=== Dataset rows ===

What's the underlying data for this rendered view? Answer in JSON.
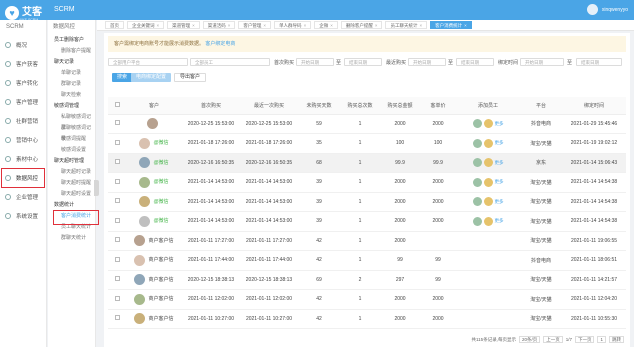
{
  "app": {
    "name": "艾客",
    "subtitle": "AIKE SCRM",
    "scrm": "SCRM",
    "user": "xinqwenyyo"
  },
  "nav1": {
    "title": "SCRM",
    "items": [
      {
        "label": "概况",
        "icon": "home-icon"
      },
      {
        "label": "客户获客",
        "icon": "customer-acquire-icon"
      },
      {
        "label": "客户转化",
        "icon": "conversion-icon"
      },
      {
        "label": "客户管理",
        "icon": "customer-manage-icon"
      },
      {
        "label": "社群营销",
        "icon": "community-icon"
      },
      {
        "label": "营销中心",
        "icon": "marketing-icon"
      },
      {
        "label": "素材中心",
        "icon": "material-icon"
      },
      {
        "label": "数据风控",
        "icon": "data-risk-icon",
        "active": true
      },
      {
        "label": "企业管理",
        "icon": "enterprise-icon"
      },
      {
        "label": "系统设置",
        "icon": "settings-icon"
      }
    ]
  },
  "nav2": {
    "title": "数据风控",
    "groups": [
      {
        "label": "员工删除客户",
        "subs": [
          "删除客户提醒"
        ]
      },
      {
        "label": "聊天记录",
        "subs": [
          "单聊记录",
          "群聊记录",
          "聊天检索"
        ]
      },
      {
        "label": "敏感词管理",
        "subs": [
          "私聊敏感词记录",
          "群聊敏感词记录",
          "敏感词提醒",
          "敏感词设置"
        ]
      },
      {
        "label": "聊天超时管理",
        "subs": [
          "聊天超时记录",
          "聊天超时提醒",
          "聊天超时设置"
        ]
      },
      {
        "label": "数据统计",
        "subs": [
          "客户消费统计",
          "员工聊天统计",
          "群聊天统计"
        ]
      }
    ],
    "active_sub": "客户消费统计"
  },
  "tabs": [
    {
      "label": "首页"
    },
    {
      "label": "企业关键词"
    },
    {
      "label": "渠道管理"
    },
    {
      "label": "渠道活码"
    },
    {
      "label": "客户管理"
    },
    {
      "label": "单人群导码"
    },
    {
      "label": "企微"
    },
    {
      "label": "删除客户提醒"
    },
    {
      "label": "员工聊天统计"
    },
    {
      "label": "客户消费统计",
      "active": true
    }
  ],
  "notice": {
    "text": "客户需绑定电商账号才能展示消费数据。",
    "link": "客户绑定电商"
  },
  "filters": {
    "platform": {
      "label": "",
      "placeholder": "全部用户平台"
    },
    "staff": {
      "label": "",
      "placeholder": "全部员工"
    },
    "first_buy": {
      "label": "首次购买",
      "placeholder": "开始日期"
    },
    "first_buy_end": {
      "label": "至",
      "placeholder": "结束日期"
    },
    "last_buy": {
      "label": "最近购买",
      "placeholder": "开始日期"
    },
    "last_buy_end": {
      "label": "至",
      "placeholder": "结束日期"
    },
    "bind_time": {
      "label": "绑定时间",
      "placeholder": "开始日期"
    },
    "bind_time_end": {
      "label": "至",
      "placeholder": "结束日期"
    },
    "search": "搜索",
    "bind": "电商绑定配置",
    "export": "导出客户"
  },
  "table": {
    "headers": [
      "",
      "客户",
      "首次购买",
      "最近一次购买",
      "未购买天数",
      "购买总次数",
      "购买总金额",
      "客单价",
      "添加员工",
      "平台",
      "绑定时间"
    ],
    "rows": [
      {
        "name": "",
        "first": "2020-12-25 15:53:00",
        "last": "2020-12-25 15:53:00",
        "days": "59",
        "times": "1",
        "amount": "2000",
        "avg": "2000",
        "more": "更多",
        "platform": "抖音电商",
        "bind": "2021-01-29 15:45:46",
        "wx": ""
      },
      {
        "name": "@微信",
        "first": "2021-01-18 17:26:00",
        "last": "2021-01-18 17:26:00",
        "days": "35",
        "times": "1",
        "amount": "100",
        "avg": "100",
        "more": "更多",
        "platform": "淘宝/天猫",
        "bind": "2021-01-19 19:02:12",
        "wx": "@微信"
      },
      {
        "name": "@微信",
        "first": "2020-12-16 16:50:35",
        "last": "2020-12-16 16:50:35",
        "days": "68",
        "times": "1",
        "amount": "99.9",
        "avg": "99.9",
        "more": "更多",
        "platform": "京东",
        "bind": "2021-01-14 15:06:43",
        "wx": "@微信"
      },
      {
        "name": "@微信",
        "first": "2021-01-14 14:53:00",
        "last": "2021-01-14 14:53:00",
        "days": "39",
        "times": "1",
        "amount": "2000",
        "avg": "2000",
        "more": "更多",
        "platform": "淘宝/天猫",
        "bind": "2021-01-14 14:54:38",
        "wx": "@微信"
      },
      {
        "name": "@微信",
        "first": "2021-01-14 14:53:00",
        "last": "2021-01-14 14:53:00",
        "days": "39",
        "times": "1",
        "amount": "2000",
        "avg": "2000",
        "more": "更多",
        "platform": "淘宝/天猫",
        "bind": "2021-01-14 14:54:38",
        "wx": "@微信"
      },
      {
        "name": "@微信",
        "first": "2021-01-14 14:53:00",
        "last": "2021-01-14 14:53:00",
        "days": "39",
        "times": "1",
        "amount": "2000",
        "avg": "2000",
        "more": "更多",
        "platform": "淘宝/天猫",
        "bind": "2021-01-14 14:54:38",
        "wx": "@微信"
      },
      {
        "name": "商户客户信",
        "first": "2021-01-11 17:27:00",
        "last": "2021-01-11 17:27:00",
        "days": "42",
        "times": "1",
        "amount": "2000",
        "avg": "",
        "more": "",
        "platform": "淘宝/天猫",
        "bind": "2021-01-11 19:06:55",
        "wx": ""
      },
      {
        "name": "商户客户信",
        "first": "2021-01-11 17:44:00",
        "last": "2021-01-11 17:44:00",
        "days": "42",
        "times": "1",
        "amount": "99",
        "avg": "99",
        "more": "",
        "platform": "抖音电商",
        "bind": "2021-01-11 18:06:51",
        "wx": ""
      },
      {
        "name": "商户客户信",
        "first": "2020-12-15 18:38:13",
        "last": "2020-12-15 18:38:13",
        "days": "69",
        "times": "2",
        "amount": "297",
        "avg": "99",
        "more": "",
        "platform": "淘宝/天猫",
        "bind": "2021-01-11 14:21:57",
        "wx": ""
      },
      {
        "name": "商户客户信",
        "first": "2021-01-11 12:02:00",
        "last": "2021-01-11 12:02:00",
        "days": "42",
        "times": "1",
        "amount": "2000",
        "avg": "2000",
        "more": "",
        "platform": "淘宝/天猫",
        "bind": "2021-01-11 12:04:20",
        "wx": ""
      },
      {
        "name": "商户客户信",
        "first": "2021-01-11 10:27:00",
        "last": "2021-01-11 10:27:00",
        "days": "42",
        "times": "1",
        "amount": "2000",
        "avg": "2000",
        "more": "",
        "platform": "淘宝/天猫",
        "bind": "2021-01-11 10:55:30",
        "wx": ""
      }
    ]
  },
  "pager": {
    "summary": "共115条记录,每页显示",
    "size": "20条/页",
    "prev": "上一页",
    "page": "1/7",
    "next": "下一页",
    "last": "跳转",
    "goto": "1"
  }
}
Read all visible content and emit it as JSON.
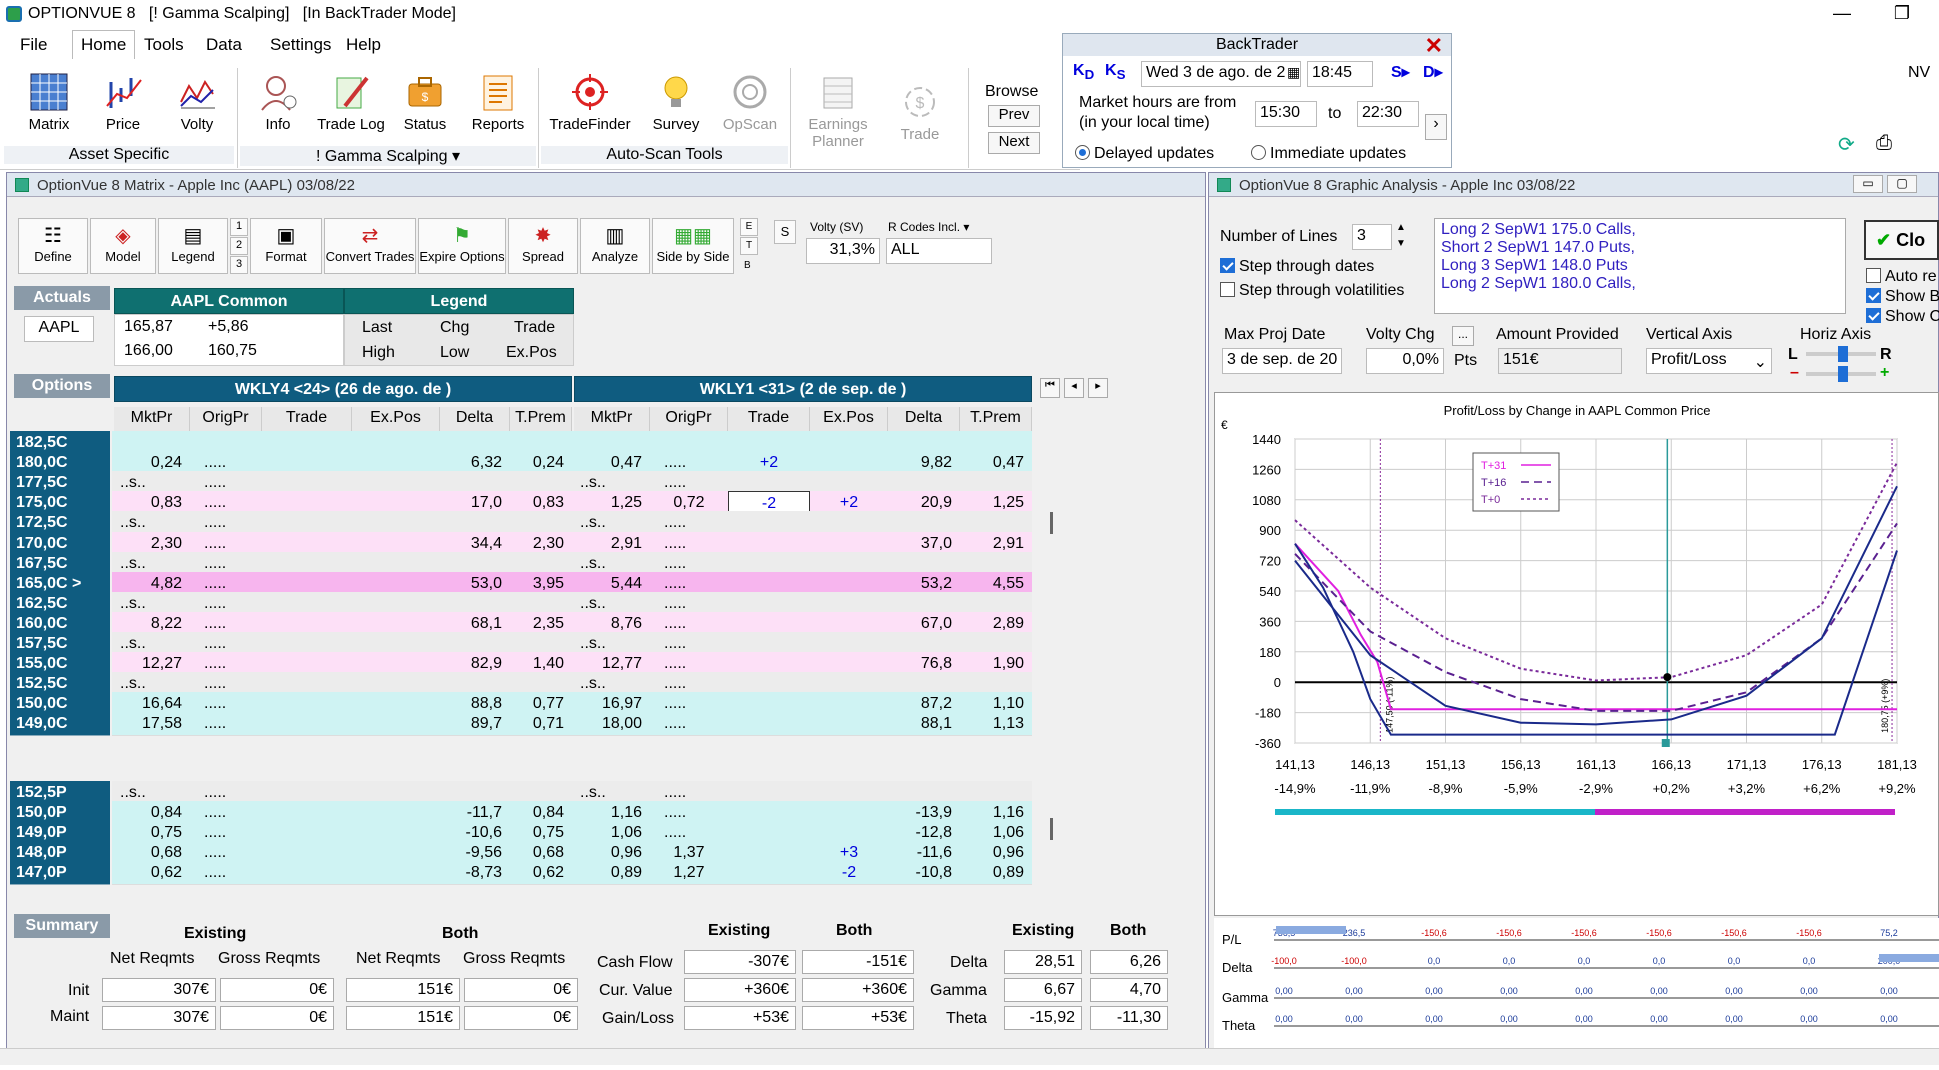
{
  "app": {
    "title": "OPTIONVUE 8   [! Gamma Scalping]   [In BackTrader Mode]",
    "min": "—",
    "max": "❐"
  },
  "menu": {
    "file": "File",
    "home": "Home",
    "tools": "Tools",
    "data": "Data",
    "settings": "Settings",
    "help": "Help"
  },
  "ribbon": {
    "matrix": "Matrix",
    "price": "Price",
    "volty": "Volty",
    "info": "Info",
    "trade_log": "Trade Log",
    "status": "Status",
    "reports": "Reports",
    "tradefinder": "TradeFinder",
    "survey": "Survey",
    "opscan": "OpScan",
    "earnings1": "Earnings",
    "earnings2": "Planner",
    "trade": "Trade",
    "browse": "Browse",
    "prev": "Prev",
    "next": "Next",
    "grp_asset": "Asset Specific",
    "grp_gamma": "! Gamma Scalping ▾",
    "grp_autoscan": "Auto-Scan Tools"
  },
  "backtrader": {
    "title": "BackTrader",
    "date": "Wed 3 de ago. de 2",
    "time": "18:45",
    "kd": "K",
    "kd_sub": "D",
    "ks": "K",
    "ks_sub": "S",
    "sm": "S",
    "dm": "D",
    "market_hours1": "Market hours are from",
    "market_hours2": "(in your local time)",
    "from": "15:30",
    "to_label": "to",
    "to": "22:30",
    "delayed": "Delayed updates",
    "immediate": "Immediate updates"
  },
  "nv": "NV",
  "matrix": {
    "title": "OptionVue 8 Matrix - Apple Inc (AAPL)  03/08/22",
    "toolbar": {
      "define": "Define",
      "model": "Model",
      "legend": "Legend",
      "format": "Format",
      "convert": "Convert Trades",
      "expire": "Expire Options",
      "spread": "Spread",
      "analyze": "Analyze",
      "sidebyside": "Side by Side",
      "n1": "1",
      "n2": "2",
      "n3": "3",
      "e": "E",
      "t": "T",
      "b": "B",
      "s": "S",
      "volty_label": "Volty (SV)",
      "volty_val": "31,3%",
      "rcodes_label": "R Codes Incl.",
      "rcodes_val": "ALL"
    },
    "actuals": {
      "label": "Actuals",
      "symbol": "AAPL",
      "common_hdr": "AAPL Common",
      "legend_hdr": "Legend",
      "v1": "165,87",
      "v2": "+5,86",
      "v3": "166,00",
      "v4": "160,75",
      "last": "Last",
      "chg": "Chg",
      "trade": "Trade",
      "high": "High",
      "low": "Low",
      "expos": "Ex.Pos"
    },
    "options_label": "Options",
    "series1": "WKLY4 <24> (26 de ago. de )",
    "series2": "WKLY1 <31> (2 de sep. de )",
    "cols": [
      "MktPr",
      "OrigPr",
      "Trade",
      "Ex.Pos",
      "Delta",
      "T.Prem",
      "MktPr",
      "OrigPr",
      "Trade",
      "Ex.Pos",
      "Delta",
      "T.Prem"
    ],
    "rows": [
      {
        "s": "182,5C",
        "c": [
          "",
          "",
          "",
          "",
          "",
          "",
          "",
          "",
          "",
          "",
          "",
          ""
        ],
        "bg": "#cff3f3"
      },
      {
        "s": "180,0C",
        "c": [
          "0,24",
          ".....",
          "",
          "",
          "6,32",
          "0,24",
          "0,47",
          ".....",
          "+2",
          "",
          "9,82",
          "0,47"
        ],
        "bg": "#cff3f3"
      },
      {
        "s": "177,5C",
        "c": [
          "..s..",
          ".....",
          "",
          "",
          "",
          "",
          "..s..",
          ".....",
          "",
          "",
          "",
          ""
        ],
        "bg": "#ececec"
      },
      {
        "s": "175,0C",
        "c": [
          "0,83",
          ".....",
          "",
          "",
          "17,0",
          "0,83",
          "1,25",
          "0,72",
          "-2",
          "+2",
          "20,9",
          "1,25"
        ],
        "bg": "#fde0f7"
      },
      {
        "s": "172,5C",
        "c": [
          "..s..",
          ".....",
          "",
          "",
          "",
          "",
          "..s..",
          ".....",
          "",
          "",
          "",
          ""
        ],
        "bg": "#ececec"
      },
      {
        "s": "170,0C",
        "c": [
          "2,30",
          ".....",
          "",
          "",
          "34,4",
          "2,30",
          "2,91",
          ".....",
          "",
          "",
          "37,0",
          "2,91"
        ],
        "bg": "#fde0f7"
      },
      {
        "s": "167,5C",
        "c": [
          "..s..",
          ".....",
          "",
          "",
          "",
          "",
          "..s..",
          ".....",
          "",
          "",
          "",
          ""
        ],
        "bg": "#ececec"
      },
      {
        "s": "165,0C >",
        "c": [
          "4,82",
          ".....",
          "",
          "",
          "53,0",
          "3,95",
          "5,44",
          ".....",
          "",
          "",
          "53,2",
          "4,55"
        ],
        "bg": "#f7b5ee"
      },
      {
        "s": "162,5C",
        "c": [
          "..s..",
          ".....",
          "",
          "",
          "",
          "",
          "..s..",
          ".....",
          "",
          "",
          "",
          ""
        ],
        "bg": "#ececec"
      },
      {
        "s": "160,0C",
        "c": [
          "8,22",
          ".....",
          "",
          "",
          "68,1",
          "2,35",
          "8,76",
          ".....",
          "",
          "",
          "67,0",
          "2,89"
        ],
        "bg": "#fde0f7"
      },
      {
        "s": "157,5C",
        "c": [
          "..s..",
          ".....",
          "",
          "",
          "",
          "",
          "..s..",
          ".....",
          "",
          "",
          "",
          ""
        ],
        "bg": "#ececec"
      },
      {
        "s": "155,0C",
        "c": [
          "12,27",
          ".....",
          "",
          "",
          "82,9",
          "1,40",
          "12,77",
          ".....",
          "",
          "",
          "76,8",
          "1,90"
        ],
        "bg": "#fde0f7"
      },
      {
        "s": "152,5C",
        "c": [
          "..s..",
          ".....",
          "",
          "",
          "",
          "",
          "..s..",
          ".....",
          "",
          "",
          "",
          ""
        ],
        "bg": "#ececec"
      },
      {
        "s": "150,0C",
        "c": [
          "16,64",
          ".....",
          "",
          "",
          "88,8",
          "0,77",
          "16,97",
          ".....",
          "",
          "",
          "87,2",
          "1,10"
        ],
        "bg": "#cff3f3"
      },
      {
        "s": "149,0C",
        "c": [
          "17,58",
          ".....",
          "",
          "",
          "89,7",
          "0,71",
          "18,00",
          ".....",
          "",
          "",
          "88,1",
          "1,13"
        ],
        "bg": "#cff3f3"
      }
    ],
    "prows": [
      {
        "s": "152,5P",
        "c": [
          "..s..",
          ".....",
          "",
          "",
          "",
          "",
          "..s..",
          ".....",
          "",
          "",
          "",
          ""
        ],
        "bg": "#ececec"
      },
      {
        "s": "150,0P",
        "c": [
          "0,84",
          ".....",
          "",
          "",
          "-11,7",
          "0,84",
          "1,16",
          ".....",
          "",
          "",
          "-13,9",
          "1,16"
        ],
        "bg": "#cff3f3"
      },
      {
        "s": "149,0P",
        "c": [
          "0,75",
          ".....",
          "",
          "",
          "-10,6",
          "0,75",
          "1,06",
          ".....",
          "",
          "",
          "-12,8",
          "1,06"
        ],
        "bg": "#cff3f3"
      },
      {
        "s": "148,0P",
        "c": [
          "0,68",
          ".....",
          "",
          "",
          "-9,56",
          "0,68",
          "0,96",
          "1,37",
          "",
          "+3",
          "-11,6",
          "0,96"
        ],
        "bg": "#cff3f3"
      },
      {
        "s": "147,0P",
        "c": [
          "0,62",
          ".....",
          "",
          "",
          "-8,73",
          "0,62",
          "0,89",
          "1,27",
          "",
          "-2",
          "-10,8",
          "0,89"
        ],
        "bg": "#cff3f3"
      }
    ],
    "summary": {
      "label": "Summary",
      "existing": "Existing",
      "both": "Both",
      "net": "Net Reqmts",
      "gross": "Gross Reqmts",
      "init": "Init",
      "maint": "Maint",
      "init_vals": [
        "307€",
        "0€",
        "151€",
        "0€"
      ],
      "maint_vals": [
        "307€",
        "0€",
        "151€",
        "0€"
      ],
      "cash_flow": "Cash Flow",
      "cur_value": "Cur. Value",
      "gain_loss": "Gain/Loss",
      "cf": [
        "-307€",
        "-151€"
      ],
      "cv": [
        "+360€",
        "+360€"
      ],
      "gl": [
        "+53€",
        "+53€"
      ],
      "delta": "Delta",
      "gamma": "Gamma",
      "theta": "Theta",
      "d": [
        "28,51",
        "6,26"
      ],
      "g": [
        "6,67",
        "4,70"
      ],
      "t": [
        "-15,92",
        "-11,30"
      ]
    }
  },
  "ga": {
    "title": "OptionVue 8 Graphic Analysis - Apple Inc  03/08/22",
    "num_lines_label": "Number of Lines",
    "num_lines": "3",
    "step_dates": "Step through dates",
    "step_vol": "Step through volatilities",
    "positions": [
      "Long 2 SepW1 175.0 Calls,",
      "Short 2 SepW1 147.0 Puts,",
      "Long 3 SepW1 148.0 Puts",
      "Long 2 SepW1 180.0 Calls,"
    ],
    "close": "Clo",
    "auto": "Auto re",
    "showb": "Show B",
    "showc": "Show C",
    "max_proj_label": "Max Proj Date",
    "max_proj": "3 de sep. de 20",
    "volty_chg_label": "Volty Chg",
    "volty_chg": "0,0%",
    "pts": "Pts",
    "dots": "...",
    "amount_label": "Amount Provided",
    "amount": "151€",
    "vert_label": "Vertical Axis",
    "vert": "Profit/Loss",
    "horiz_label": "Horiz Axis",
    "L": "L",
    "R": "R",
    "minus": "–",
    "plus": "+",
    "chart_title": "Profit/Loss by Change in AAPL Common Price",
    "euro": "€",
    "legend": [
      "T+31",
      "T+16",
      "T+0"
    ],
    "yticks": [
      "1440",
      "1260",
      "1080",
      "900",
      "720",
      "540",
      "360",
      "180",
      "0",
      "-180",
      "-360"
    ],
    "xticks": [
      "141,13",
      "146,13",
      "151,13",
      "156,13",
      "161,13",
      "166,13",
      "171,13",
      "176,13",
      "181,13"
    ],
    "xpct": [
      "-14,9%",
      "-11,9%",
      "-8,9%",
      "-5,9%",
      "-2,9%",
      "+0,2%",
      "+3,2%",
      "+6,2%",
      "+9,2%"
    ],
    "left_vlabel": "147,50 (-11%)",
    "right_vlabel": "180,75 (+9%)",
    "greeks": {
      "pl": "P/L",
      "delta": "Delta",
      "gamma": "Gamma",
      "theta": "Theta",
      "pl_vals": [
        "736,5",
        "236,5",
        "-150,6",
        "-150,6",
        "-150,6",
        "-150,6",
        "-150,6",
        "-150,6",
        "75,2"
      ],
      "delta_vals": [
        "-100,0",
        "-100,0",
        "0,0",
        "0,0",
        "0,0",
        "0,0",
        "0,0",
        "0,0",
        "200,0"
      ],
      "gamma_vals": [
        "0,00",
        "0,00",
        "0,00",
        "0,00",
        "0,00",
        "0,00",
        "0,00",
        "0,00",
        "0,00"
      ],
      "theta_vals": [
        "0,00",
        "0,00",
        "0,00",
        "0,00",
        "0,00",
        "0,00",
        "0,00",
        "0,00",
        "0,00"
      ]
    }
  },
  "chart_data": {
    "type": "line",
    "title": "Profit/Loss by Change in AAPL Common Price",
    "xlabel": "",
    "ylabel": "€",
    "xlim": [
      141.13,
      181.13
    ],
    "ylim": [
      -360,
      1440
    ],
    "series": [
      {
        "name": "T+31",
        "color": "#e020e0",
        "x": [
          141.13,
          144,
          145.5,
          146.6,
          147.5,
          148,
          181.13
        ],
        "y": [
          820,
          540,
          280,
          120,
          -160,
          -160,
          -160
        ]
      },
      {
        "name": "T+16",
        "color": "#5a2090",
        "x": [
          141.13,
          146.13,
          151.13,
          156.13,
          161.13,
          166.13,
          171.13,
          176.13,
          181.13
        ],
        "y": [
          760,
          300,
          60,
          -100,
          -170,
          -170,
          -60,
          260,
          940
        ]
      },
      {
        "name": "T+0",
        "color": "#7a2a9a",
        "x": [
          141.13,
          146.13,
          151.13,
          156.13,
          161.13,
          166.13,
          171.13,
          176.13,
          181.13
        ],
        "y": [
          960,
          560,
          260,
          80,
          10,
          30,
          160,
          460,
          1300
        ]
      },
      {
        "name": "",
        "color": "#1a2a8a",
        "x": [
          141.13,
          146.13,
          151.13,
          156.13,
          161.13,
          166.13,
          171.13,
          176.13,
          181.13
        ],
        "y": [
          720,
          160,
          -140,
          -240,
          -250,
          -220,
          -80,
          260,
          1160
        ]
      },
      {
        "name": "",
        "color": "#1a2a8a",
        "x": [
          141.13,
          143,
          145,
          146.13,
          147.5,
          148,
          177,
          181.13
        ],
        "y": [
          820,
          560,
          180,
          -100,
          -310,
          -310,
          -310,
          780
        ]
      }
    ]
  }
}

=== Goal ===
Of the lines in the entries above, how many include "through"? Only the number should be given.

=== Worked answer ===
2